** BEGIN **
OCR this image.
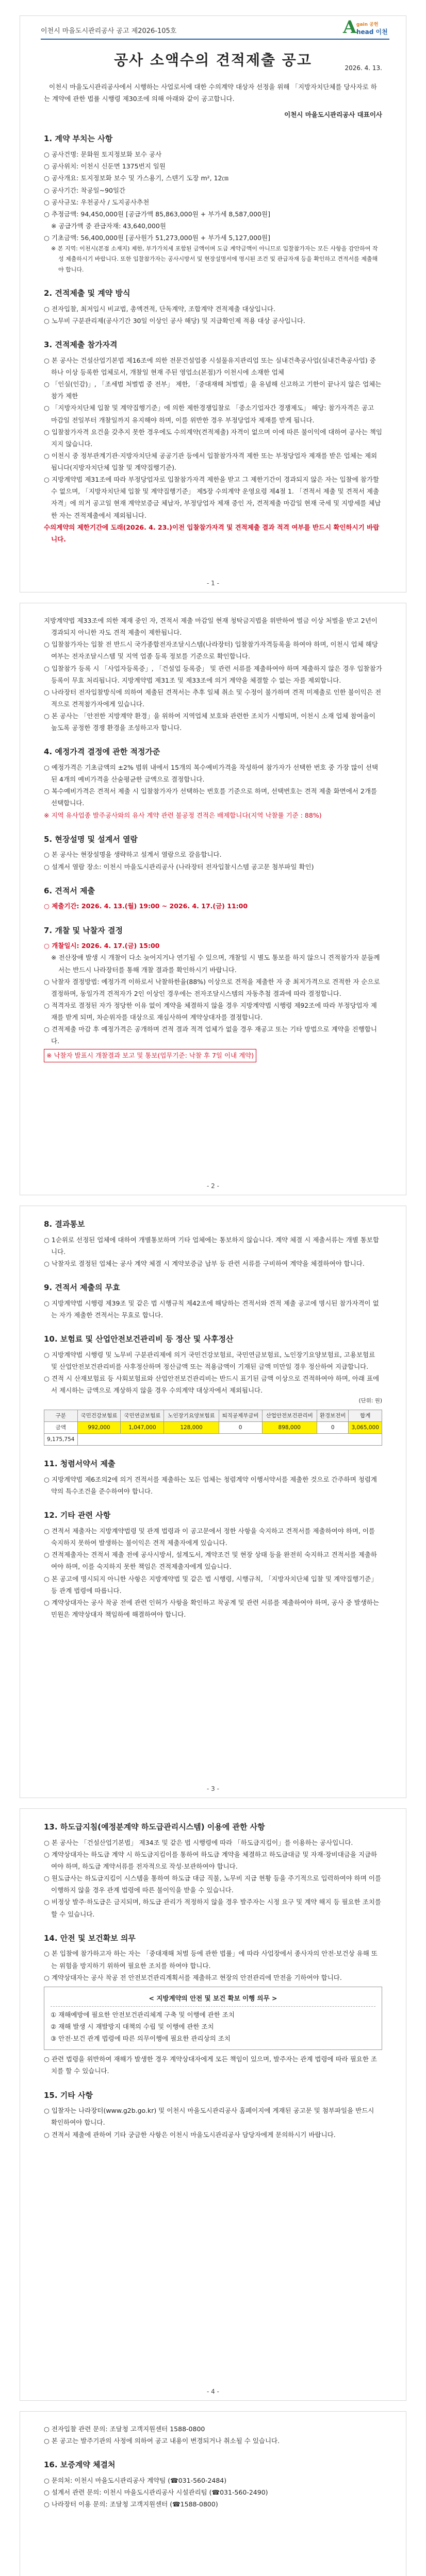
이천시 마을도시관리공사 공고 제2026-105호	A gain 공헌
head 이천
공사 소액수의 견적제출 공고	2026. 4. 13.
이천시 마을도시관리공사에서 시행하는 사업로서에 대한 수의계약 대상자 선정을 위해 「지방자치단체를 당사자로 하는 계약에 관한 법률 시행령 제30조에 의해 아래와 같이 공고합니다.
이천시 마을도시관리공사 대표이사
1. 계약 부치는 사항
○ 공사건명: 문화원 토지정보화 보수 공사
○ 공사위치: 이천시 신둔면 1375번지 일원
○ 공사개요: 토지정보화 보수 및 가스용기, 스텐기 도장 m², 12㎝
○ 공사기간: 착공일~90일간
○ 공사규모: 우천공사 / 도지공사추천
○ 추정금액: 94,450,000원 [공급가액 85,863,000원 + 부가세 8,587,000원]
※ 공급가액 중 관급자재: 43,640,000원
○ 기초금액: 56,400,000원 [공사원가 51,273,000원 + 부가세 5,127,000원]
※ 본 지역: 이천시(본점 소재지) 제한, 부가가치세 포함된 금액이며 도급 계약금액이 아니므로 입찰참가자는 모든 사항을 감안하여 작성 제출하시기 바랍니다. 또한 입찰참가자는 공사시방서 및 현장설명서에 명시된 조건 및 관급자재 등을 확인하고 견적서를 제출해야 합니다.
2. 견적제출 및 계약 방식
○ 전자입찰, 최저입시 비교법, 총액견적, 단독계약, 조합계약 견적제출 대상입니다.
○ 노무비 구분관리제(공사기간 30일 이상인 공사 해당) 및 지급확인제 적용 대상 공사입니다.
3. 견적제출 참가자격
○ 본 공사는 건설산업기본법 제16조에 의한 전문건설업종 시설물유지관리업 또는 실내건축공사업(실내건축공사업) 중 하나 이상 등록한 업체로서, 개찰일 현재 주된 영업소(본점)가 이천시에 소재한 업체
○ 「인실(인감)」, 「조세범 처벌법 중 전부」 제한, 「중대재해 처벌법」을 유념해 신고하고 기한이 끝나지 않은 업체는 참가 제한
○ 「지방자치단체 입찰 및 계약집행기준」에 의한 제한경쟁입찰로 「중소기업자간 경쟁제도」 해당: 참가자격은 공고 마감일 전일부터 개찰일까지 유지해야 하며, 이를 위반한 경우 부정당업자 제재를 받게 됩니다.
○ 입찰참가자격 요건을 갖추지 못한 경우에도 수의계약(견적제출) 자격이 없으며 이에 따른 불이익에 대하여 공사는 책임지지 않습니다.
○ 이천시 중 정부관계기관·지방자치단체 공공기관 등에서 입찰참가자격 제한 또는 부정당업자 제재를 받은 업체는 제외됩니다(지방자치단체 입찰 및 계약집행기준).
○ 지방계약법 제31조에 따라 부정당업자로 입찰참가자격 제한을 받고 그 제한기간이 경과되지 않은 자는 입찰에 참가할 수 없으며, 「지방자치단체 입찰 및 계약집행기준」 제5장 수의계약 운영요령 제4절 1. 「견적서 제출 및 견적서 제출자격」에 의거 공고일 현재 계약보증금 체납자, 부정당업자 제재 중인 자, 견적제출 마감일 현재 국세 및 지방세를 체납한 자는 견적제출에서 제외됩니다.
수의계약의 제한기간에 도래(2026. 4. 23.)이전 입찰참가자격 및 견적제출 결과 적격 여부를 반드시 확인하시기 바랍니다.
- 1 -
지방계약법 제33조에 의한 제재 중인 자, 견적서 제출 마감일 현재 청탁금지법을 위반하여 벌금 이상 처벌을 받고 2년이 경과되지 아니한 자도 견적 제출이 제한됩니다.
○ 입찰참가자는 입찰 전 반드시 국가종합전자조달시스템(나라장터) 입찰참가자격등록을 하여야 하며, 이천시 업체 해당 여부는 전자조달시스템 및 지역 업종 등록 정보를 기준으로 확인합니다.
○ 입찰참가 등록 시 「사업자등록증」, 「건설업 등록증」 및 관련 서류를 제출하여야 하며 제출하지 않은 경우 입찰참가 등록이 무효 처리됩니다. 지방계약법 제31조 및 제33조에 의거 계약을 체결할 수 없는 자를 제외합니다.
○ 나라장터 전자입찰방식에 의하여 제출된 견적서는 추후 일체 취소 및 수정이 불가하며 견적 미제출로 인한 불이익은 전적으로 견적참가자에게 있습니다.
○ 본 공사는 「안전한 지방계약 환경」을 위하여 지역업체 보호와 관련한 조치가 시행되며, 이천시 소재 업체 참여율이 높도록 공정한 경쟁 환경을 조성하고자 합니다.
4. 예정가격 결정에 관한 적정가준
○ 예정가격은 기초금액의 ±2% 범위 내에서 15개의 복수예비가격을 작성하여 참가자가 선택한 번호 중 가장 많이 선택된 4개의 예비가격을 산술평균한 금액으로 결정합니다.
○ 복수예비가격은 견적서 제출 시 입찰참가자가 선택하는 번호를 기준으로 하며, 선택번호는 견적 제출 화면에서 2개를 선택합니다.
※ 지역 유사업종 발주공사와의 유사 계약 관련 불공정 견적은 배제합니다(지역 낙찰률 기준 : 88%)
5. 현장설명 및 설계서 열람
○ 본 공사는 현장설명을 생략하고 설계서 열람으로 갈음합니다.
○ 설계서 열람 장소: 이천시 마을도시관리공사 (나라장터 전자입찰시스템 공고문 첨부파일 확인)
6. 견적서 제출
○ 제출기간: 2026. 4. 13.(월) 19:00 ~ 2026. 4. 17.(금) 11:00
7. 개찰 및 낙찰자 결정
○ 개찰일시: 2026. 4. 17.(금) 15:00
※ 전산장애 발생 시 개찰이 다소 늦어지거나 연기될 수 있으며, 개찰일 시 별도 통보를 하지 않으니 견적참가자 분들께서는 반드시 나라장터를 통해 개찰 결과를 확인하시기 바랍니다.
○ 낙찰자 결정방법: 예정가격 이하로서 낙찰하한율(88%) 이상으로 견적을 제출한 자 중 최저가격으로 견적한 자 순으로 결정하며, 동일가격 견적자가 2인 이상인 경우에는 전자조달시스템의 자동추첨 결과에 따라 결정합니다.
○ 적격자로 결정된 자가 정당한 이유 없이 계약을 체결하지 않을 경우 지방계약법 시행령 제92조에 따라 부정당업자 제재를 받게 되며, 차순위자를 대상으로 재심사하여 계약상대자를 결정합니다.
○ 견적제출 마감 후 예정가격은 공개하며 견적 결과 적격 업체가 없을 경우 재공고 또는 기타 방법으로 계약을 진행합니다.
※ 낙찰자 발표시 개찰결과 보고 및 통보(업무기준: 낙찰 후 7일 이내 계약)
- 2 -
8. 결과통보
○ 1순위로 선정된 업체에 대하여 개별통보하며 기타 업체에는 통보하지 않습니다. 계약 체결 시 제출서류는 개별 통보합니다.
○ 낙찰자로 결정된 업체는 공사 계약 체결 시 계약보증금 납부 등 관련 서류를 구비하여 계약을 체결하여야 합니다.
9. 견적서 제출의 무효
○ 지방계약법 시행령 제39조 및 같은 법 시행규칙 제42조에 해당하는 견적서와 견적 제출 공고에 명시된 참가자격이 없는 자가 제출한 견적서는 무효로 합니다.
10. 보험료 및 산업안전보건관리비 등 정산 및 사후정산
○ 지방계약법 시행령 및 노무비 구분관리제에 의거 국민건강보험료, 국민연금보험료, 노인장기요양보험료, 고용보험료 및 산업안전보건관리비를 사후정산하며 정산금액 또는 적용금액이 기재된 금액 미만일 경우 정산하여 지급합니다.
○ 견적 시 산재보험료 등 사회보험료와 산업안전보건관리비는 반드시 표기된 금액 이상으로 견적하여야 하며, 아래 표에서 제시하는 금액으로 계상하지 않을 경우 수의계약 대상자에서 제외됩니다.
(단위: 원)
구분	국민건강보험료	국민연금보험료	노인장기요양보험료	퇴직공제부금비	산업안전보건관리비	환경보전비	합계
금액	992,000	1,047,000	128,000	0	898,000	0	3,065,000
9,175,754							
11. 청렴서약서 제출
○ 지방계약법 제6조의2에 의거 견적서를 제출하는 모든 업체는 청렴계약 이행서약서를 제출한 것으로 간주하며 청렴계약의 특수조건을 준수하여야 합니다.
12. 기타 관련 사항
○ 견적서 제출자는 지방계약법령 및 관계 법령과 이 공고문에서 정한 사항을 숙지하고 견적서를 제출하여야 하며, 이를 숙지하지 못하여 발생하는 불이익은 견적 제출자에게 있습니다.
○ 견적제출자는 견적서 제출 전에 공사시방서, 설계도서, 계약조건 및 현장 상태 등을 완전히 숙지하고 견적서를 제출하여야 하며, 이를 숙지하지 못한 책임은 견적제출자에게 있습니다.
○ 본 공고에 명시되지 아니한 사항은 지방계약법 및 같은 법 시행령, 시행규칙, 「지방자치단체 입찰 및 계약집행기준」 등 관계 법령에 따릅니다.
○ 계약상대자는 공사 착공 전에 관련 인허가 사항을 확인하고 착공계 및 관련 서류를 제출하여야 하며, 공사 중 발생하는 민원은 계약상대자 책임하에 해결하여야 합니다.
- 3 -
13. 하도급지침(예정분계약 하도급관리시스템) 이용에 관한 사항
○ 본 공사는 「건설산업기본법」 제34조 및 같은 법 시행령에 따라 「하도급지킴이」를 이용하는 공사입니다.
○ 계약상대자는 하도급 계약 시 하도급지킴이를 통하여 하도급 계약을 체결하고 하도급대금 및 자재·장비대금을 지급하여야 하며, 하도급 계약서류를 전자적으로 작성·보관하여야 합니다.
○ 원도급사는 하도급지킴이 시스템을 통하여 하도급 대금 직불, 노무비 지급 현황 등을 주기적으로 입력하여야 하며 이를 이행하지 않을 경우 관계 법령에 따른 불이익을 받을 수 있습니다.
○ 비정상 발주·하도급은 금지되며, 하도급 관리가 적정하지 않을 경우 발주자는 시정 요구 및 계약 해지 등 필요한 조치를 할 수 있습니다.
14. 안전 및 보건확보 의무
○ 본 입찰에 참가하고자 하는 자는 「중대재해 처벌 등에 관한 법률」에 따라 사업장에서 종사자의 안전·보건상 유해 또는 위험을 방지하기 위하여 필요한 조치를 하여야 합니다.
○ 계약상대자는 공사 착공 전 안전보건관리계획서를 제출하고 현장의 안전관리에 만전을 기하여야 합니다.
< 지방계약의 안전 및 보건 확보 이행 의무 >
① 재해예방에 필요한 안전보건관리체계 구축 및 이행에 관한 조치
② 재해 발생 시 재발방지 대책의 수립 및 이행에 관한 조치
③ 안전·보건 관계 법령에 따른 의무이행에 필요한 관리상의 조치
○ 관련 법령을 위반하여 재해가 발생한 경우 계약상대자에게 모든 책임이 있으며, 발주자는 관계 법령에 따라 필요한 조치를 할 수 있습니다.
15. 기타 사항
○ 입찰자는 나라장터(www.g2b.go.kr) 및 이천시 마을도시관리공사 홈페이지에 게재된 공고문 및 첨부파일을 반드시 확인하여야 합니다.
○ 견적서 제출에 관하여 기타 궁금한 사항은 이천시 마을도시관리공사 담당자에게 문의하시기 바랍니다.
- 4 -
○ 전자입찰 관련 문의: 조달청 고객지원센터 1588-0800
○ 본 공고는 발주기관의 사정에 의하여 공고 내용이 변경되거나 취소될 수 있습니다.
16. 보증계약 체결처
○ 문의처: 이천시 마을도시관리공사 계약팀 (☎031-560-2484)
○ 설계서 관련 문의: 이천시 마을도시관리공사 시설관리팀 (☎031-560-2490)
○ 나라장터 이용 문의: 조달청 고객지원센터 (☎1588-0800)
** END **
Work to be completed: State how many lines hold the word "건설산업기본법". The number is the whole answer.

Response below: 2